Look for "CAGE" in the listing below. Gather each line that contains it.

Dataset listings of figures:
— BEGIN —
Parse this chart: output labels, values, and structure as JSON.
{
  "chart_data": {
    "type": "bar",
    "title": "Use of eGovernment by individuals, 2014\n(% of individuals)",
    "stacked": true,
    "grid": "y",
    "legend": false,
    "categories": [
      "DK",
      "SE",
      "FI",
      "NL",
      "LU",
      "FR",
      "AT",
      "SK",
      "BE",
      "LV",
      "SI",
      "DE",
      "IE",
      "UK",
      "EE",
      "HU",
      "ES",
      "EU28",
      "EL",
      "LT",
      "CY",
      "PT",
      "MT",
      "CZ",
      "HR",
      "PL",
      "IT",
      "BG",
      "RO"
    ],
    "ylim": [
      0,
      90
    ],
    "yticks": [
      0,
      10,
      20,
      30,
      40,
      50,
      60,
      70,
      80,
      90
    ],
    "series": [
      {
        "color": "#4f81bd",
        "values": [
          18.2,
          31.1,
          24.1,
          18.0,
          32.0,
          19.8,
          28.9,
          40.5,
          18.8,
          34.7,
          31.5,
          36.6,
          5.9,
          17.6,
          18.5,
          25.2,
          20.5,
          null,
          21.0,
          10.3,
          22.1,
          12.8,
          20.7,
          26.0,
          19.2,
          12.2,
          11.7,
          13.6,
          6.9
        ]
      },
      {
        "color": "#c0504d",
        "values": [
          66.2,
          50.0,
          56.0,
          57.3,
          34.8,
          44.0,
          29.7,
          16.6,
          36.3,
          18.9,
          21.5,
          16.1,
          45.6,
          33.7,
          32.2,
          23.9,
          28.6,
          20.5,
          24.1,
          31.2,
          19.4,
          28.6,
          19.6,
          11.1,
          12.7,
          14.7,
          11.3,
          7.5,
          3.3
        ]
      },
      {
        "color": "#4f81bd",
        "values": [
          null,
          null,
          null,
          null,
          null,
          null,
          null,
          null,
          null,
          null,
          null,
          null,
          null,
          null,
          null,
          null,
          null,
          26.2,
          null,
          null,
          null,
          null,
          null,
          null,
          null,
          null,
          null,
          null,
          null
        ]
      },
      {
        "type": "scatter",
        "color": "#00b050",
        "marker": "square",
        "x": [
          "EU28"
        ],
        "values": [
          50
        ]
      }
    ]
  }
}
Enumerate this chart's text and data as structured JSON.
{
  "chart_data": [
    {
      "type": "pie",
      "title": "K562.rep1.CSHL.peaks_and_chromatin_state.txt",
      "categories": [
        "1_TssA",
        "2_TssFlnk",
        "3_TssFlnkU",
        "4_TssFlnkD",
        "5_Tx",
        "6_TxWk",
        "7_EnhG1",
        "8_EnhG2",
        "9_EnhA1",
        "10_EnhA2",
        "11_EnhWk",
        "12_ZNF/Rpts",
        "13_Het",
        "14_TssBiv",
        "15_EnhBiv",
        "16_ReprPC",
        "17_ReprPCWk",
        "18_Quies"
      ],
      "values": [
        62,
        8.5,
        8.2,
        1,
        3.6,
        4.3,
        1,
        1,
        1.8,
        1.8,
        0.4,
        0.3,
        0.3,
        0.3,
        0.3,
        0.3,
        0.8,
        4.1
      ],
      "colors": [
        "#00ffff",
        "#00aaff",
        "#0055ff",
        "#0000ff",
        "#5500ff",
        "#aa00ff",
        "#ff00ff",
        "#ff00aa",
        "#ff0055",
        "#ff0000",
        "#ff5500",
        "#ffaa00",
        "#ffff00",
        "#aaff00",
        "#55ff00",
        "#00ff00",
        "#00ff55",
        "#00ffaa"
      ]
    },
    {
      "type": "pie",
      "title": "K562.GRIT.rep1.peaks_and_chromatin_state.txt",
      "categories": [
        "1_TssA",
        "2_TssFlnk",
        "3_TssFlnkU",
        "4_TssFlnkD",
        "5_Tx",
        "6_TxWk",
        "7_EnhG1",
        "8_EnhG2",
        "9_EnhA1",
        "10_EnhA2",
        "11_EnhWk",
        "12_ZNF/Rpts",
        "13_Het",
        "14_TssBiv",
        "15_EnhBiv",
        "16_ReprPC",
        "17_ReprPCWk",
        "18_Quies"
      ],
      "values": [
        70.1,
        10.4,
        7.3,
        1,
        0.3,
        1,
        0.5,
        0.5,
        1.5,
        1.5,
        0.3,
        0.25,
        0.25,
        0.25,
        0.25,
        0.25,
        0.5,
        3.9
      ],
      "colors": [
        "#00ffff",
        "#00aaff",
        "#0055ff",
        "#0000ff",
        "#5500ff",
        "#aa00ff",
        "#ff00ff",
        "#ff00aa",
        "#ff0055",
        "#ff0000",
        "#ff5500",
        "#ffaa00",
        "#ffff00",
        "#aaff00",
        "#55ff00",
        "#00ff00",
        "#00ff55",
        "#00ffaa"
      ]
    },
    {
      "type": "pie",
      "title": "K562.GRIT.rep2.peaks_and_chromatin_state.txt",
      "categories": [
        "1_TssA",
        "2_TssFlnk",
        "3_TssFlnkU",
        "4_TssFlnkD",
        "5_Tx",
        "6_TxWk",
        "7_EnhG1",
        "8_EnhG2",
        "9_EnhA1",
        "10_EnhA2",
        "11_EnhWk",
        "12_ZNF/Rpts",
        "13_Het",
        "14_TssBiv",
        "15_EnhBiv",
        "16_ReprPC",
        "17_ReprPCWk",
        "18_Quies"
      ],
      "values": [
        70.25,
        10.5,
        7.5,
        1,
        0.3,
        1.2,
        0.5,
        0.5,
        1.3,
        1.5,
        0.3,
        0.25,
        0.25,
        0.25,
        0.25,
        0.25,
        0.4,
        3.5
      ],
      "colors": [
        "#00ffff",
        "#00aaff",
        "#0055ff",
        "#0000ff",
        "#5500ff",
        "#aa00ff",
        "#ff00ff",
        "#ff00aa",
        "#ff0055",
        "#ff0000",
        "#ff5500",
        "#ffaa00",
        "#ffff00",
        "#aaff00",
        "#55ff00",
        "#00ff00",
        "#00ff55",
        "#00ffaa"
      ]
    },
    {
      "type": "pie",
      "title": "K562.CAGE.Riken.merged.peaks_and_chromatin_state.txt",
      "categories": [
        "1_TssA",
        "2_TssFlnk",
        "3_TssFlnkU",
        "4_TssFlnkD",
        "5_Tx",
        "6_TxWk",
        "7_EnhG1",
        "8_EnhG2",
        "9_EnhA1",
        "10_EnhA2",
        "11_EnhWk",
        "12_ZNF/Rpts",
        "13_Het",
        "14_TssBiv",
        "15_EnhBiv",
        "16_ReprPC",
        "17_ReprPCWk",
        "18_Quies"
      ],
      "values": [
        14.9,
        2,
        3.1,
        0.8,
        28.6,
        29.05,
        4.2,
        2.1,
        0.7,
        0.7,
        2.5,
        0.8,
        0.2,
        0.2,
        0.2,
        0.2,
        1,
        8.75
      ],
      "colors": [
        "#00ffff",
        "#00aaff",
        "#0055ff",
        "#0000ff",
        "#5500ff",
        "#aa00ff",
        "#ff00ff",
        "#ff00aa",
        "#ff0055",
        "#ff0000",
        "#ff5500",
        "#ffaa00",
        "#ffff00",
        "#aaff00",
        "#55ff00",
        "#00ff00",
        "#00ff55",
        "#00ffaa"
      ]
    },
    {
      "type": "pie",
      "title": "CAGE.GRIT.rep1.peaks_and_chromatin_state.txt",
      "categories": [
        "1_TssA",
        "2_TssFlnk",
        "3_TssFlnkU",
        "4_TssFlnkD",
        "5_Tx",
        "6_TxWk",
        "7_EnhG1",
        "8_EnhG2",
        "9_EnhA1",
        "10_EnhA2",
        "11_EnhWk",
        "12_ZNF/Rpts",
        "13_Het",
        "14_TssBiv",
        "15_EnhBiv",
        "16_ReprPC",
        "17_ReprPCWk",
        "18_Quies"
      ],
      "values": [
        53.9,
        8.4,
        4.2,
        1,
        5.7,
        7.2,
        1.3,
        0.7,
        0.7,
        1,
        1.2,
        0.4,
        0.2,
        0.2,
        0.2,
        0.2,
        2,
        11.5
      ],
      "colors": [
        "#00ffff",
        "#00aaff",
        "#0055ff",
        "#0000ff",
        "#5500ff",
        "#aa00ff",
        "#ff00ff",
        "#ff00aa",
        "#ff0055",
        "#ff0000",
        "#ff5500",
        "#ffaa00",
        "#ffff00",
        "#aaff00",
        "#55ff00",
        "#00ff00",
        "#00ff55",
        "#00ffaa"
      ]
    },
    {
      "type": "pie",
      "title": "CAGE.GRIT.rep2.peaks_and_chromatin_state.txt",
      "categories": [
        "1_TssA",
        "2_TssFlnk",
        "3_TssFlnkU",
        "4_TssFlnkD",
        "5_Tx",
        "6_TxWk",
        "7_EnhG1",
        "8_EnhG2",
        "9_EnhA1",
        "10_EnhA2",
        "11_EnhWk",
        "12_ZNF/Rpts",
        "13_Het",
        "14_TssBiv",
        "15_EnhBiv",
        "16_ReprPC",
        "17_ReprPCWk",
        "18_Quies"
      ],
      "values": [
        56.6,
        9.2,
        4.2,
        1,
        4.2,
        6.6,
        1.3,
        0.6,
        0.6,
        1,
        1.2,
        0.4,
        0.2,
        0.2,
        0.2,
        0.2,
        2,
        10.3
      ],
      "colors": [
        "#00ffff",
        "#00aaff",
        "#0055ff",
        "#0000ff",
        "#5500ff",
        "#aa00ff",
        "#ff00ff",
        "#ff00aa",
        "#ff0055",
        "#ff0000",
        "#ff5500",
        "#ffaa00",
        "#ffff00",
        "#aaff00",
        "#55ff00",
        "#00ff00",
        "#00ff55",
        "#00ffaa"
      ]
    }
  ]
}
— END —
Task response:
      "title": "K562.CAGE.Riken.merged.peaks_and_chromatin_state.txt",
      "title": "CAGE.GRIT.rep1.peaks_and_chromatin_state.txt",
      "title": "CAGE.GRIT.rep2.peaks_and_chromatin_state.txt",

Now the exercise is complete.